Rows from a dataset:
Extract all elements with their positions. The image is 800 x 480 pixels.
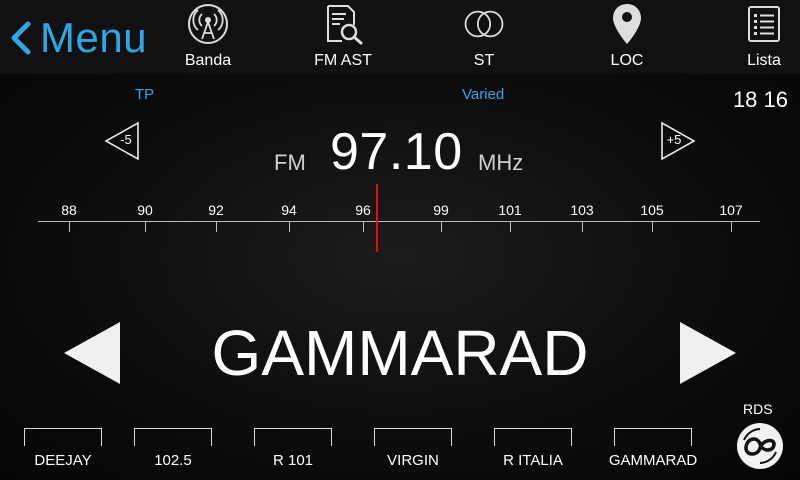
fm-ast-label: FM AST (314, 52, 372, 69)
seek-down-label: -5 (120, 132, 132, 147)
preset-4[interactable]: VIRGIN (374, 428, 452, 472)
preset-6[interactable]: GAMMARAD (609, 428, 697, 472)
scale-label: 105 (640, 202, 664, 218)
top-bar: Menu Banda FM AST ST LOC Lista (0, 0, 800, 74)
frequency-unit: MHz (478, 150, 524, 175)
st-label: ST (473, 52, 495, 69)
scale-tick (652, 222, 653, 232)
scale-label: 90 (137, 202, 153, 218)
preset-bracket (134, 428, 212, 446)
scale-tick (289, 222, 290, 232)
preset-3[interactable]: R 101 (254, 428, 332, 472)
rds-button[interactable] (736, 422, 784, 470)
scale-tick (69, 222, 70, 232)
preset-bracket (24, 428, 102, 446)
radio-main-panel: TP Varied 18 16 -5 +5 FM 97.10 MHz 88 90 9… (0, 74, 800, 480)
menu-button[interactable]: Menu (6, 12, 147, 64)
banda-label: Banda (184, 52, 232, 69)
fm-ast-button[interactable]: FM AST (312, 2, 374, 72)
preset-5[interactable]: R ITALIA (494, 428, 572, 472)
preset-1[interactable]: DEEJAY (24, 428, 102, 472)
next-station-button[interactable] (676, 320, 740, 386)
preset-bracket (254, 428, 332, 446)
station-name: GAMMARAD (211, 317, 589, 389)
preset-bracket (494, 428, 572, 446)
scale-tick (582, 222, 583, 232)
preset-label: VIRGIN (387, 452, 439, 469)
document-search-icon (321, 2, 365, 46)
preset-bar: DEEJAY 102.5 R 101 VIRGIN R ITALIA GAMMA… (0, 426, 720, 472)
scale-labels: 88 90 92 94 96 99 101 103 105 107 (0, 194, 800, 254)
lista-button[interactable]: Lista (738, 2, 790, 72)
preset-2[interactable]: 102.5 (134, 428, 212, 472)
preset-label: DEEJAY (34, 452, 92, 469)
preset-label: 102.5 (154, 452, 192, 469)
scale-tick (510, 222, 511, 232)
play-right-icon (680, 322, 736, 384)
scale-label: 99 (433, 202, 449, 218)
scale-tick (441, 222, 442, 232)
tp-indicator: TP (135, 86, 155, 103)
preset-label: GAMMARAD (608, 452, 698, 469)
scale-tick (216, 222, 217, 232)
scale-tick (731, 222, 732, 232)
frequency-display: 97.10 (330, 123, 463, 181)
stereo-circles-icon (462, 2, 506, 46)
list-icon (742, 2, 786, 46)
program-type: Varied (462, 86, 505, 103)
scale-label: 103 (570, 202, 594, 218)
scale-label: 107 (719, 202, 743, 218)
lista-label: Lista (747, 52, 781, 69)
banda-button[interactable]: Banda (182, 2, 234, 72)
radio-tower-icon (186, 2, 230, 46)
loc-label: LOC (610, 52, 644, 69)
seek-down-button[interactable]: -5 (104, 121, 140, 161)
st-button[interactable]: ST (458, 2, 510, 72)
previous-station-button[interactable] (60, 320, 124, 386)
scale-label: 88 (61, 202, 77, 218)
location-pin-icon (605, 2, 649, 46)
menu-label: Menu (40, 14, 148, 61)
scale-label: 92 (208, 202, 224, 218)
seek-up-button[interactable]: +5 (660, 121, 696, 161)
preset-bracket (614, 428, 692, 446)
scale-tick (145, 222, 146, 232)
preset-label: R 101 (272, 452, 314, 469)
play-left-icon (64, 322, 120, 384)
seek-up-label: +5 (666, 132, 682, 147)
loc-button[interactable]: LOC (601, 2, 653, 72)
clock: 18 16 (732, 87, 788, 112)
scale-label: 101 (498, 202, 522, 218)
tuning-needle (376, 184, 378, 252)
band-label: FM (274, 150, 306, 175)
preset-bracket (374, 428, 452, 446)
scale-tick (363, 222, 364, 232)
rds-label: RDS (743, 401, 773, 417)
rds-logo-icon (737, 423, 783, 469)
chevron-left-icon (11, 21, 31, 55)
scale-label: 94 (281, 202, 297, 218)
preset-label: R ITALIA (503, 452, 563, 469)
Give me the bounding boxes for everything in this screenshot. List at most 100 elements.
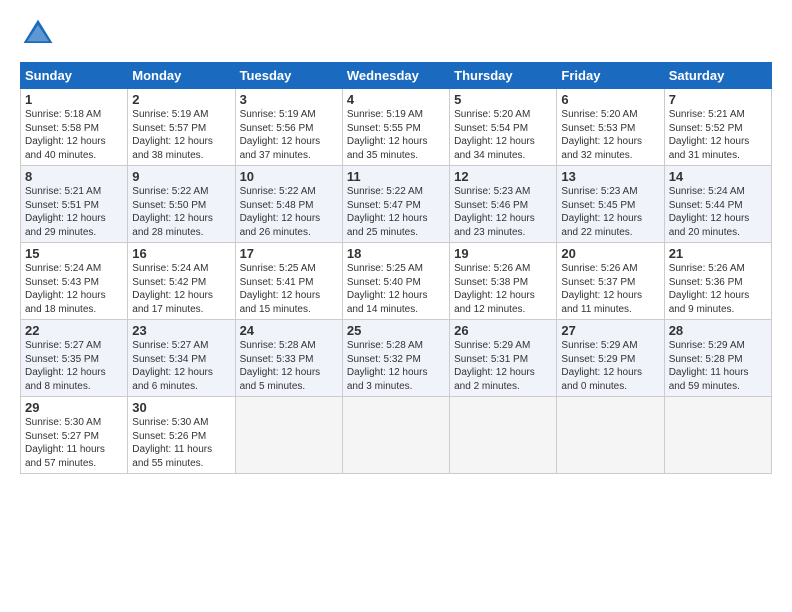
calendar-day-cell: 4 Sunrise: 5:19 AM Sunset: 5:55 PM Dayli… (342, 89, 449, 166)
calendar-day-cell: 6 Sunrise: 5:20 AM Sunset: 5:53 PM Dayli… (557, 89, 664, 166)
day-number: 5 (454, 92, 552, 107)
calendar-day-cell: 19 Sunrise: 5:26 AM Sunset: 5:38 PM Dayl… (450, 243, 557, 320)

__EXERCISE REQUIREMENTS__.
Rewrite each of the records with "elements" renamed to "items", keeping all other text unchanged and omitting the pictures.

__ANSWER TO THIS PROBLEM__.
Extract all items with their positions. The image is 800 x 480 pixels.
fm-ast-label: FM AST (314, 52, 372, 69)
seek-down-label: -5 (120, 132, 132, 147)
preset-4[interactable]: VIRGIN (374, 428, 452, 472)
preset-6[interactable]: GAMMARAD (609, 428, 697, 472)
scale-label: 105 (640, 202, 664, 218)
top-bar: Menu Banda FM AST ST LOC Lista (0, 0, 800, 74)
frequency-unit: MHz (478, 150, 524, 175)
st-label: ST (473, 52, 495, 69)
scale-tick (652, 222, 653, 232)
scale-label: 90 (137, 202, 153, 218)
preset-bracket (134, 428, 212, 446)
scale-tick (289, 222, 290, 232)
preset-3[interactable]: R 101 (254, 428, 332, 472)
rds-button[interactable] (736, 422, 784, 470)
scale-tick (69, 222, 70, 232)
preset-bracket (24, 428, 102, 446)
radio-main-panel: TP Varied 18 16 -5 +5 FM 97.10 MHz 88 90 9… (0, 74, 800, 480)
menu-button[interactable]: Menu (6, 12, 147, 64)
banda-label: Banda (184, 52, 232, 69)
fm-ast-button[interactable]: FM AST (312, 2, 374, 72)
preset-5[interactable]: R ITALIA (494, 428, 572, 472)
preset-1[interactable]: DEEJAY (24, 428, 102, 472)
next-station-button[interactable] (676, 320, 740, 386)
preset-bracket (254, 428, 332, 446)
station-name: GAMMARAD (211, 317, 589, 389)
preset-bracket (494, 428, 572, 446)
scale-tick (582, 222, 583, 232)
preset-label: VIRGIN (387, 452, 439, 469)
document-search-icon (321, 2, 365, 46)
preset-bar: DEEJAY 102.5 R 101 VIRGIN R ITALIA GAMMA… (0, 426, 720, 472)
scale-labels: 88 90 92 94 96 99 101 103 105 107 (0, 194, 800, 254)
lista-button[interactable]: Lista (738, 2, 790, 72)
preset-2[interactable]: 102.5 (134, 428, 212, 472)
preset-label: DEEJAY (34, 452, 92, 469)
preset-label: 102.5 (154, 452, 192, 469)
scale-tick (510, 222, 511, 232)
play-right-icon (680, 322, 736, 384)
scale-label: 99 (433, 202, 449, 218)
scale-tick (441, 222, 442, 232)
tp-indicator: TP (135, 86, 155, 103)
preset-label: GAMMARAD (608, 452, 698, 469)
scale-tick (216, 222, 217, 232)
scale-tick (731, 222, 732, 232)
frequency-display: 97.10 (330, 123, 463, 181)
stereo-circles-icon (462, 2, 506, 46)
list-icon (742, 2, 786, 46)
program-type: Varied (462, 86, 505, 103)
scale-label: 103 (570, 202, 594, 218)
scale-label: 107 (719, 202, 743, 218)
lista-label: Lista (747, 52, 781, 69)
banda-button[interactable]: Banda (182, 2, 234, 72)
radio-tower-icon (186, 2, 230, 46)
loc-label: LOC (610, 52, 644, 69)
seek-down-button[interactable]: -5 (104, 121, 140, 161)
st-button[interactable]: ST (458, 2, 510, 72)
previous-station-button[interactable] (60, 320, 124, 386)
scale-label: 88 (61, 202, 77, 218)
location-pin-icon (605, 2, 649, 46)
menu-label: Menu (40, 14, 148, 61)
scale-label: 92 (208, 202, 224, 218)
seek-up-button[interactable]: +5 (660, 121, 696, 161)
preset-bracket (614, 428, 692, 446)
scale-tick (145, 222, 146, 232)
preset-label: R 101 (272, 452, 314, 469)
play-left-icon (64, 322, 120, 384)
seek-up-label: +5 (666, 132, 682, 147)
loc-button[interactable]: LOC (601, 2, 653, 72)
clock: 18 16 (732, 87, 788, 112)
scale-label: 101 (498, 202, 522, 218)
tuning-needle (376, 184, 378, 252)
band-label: FM (274, 150, 306, 175)
preset-bracket (374, 428, 452, 446)
scale-tick (363, 222, 364, 232)
rds-label: RDS (743, 401, 773, 417)
rds-logo-icon (737, 423, 783, 469)
chevron-left-icon (11, 21, 31, 55)
scale-label: 94 (281, 202, 297, 218)
preset-label: R ITALIA (503, 452, 563, 469)
Give me the bounding boxes for everything in this screenshot. List at most 100 items.
calendar-day-cell: 4 Sunrise: 5:19 AM Sunset: 5:55 PM Dayli… (342, 89, 449, 166)
calendar-day-cell: 6 Sunrise: 5:20 AM Sunset: 5:53 PM Dayli… (557, 89, 664, 166)
day-number: 5 (454, 92, 552, 107)
calendar-day-cell: 19 Sunrise: 5:26 AM Sunset: 5:38 PM Dayl… (450, 243, 557, 320)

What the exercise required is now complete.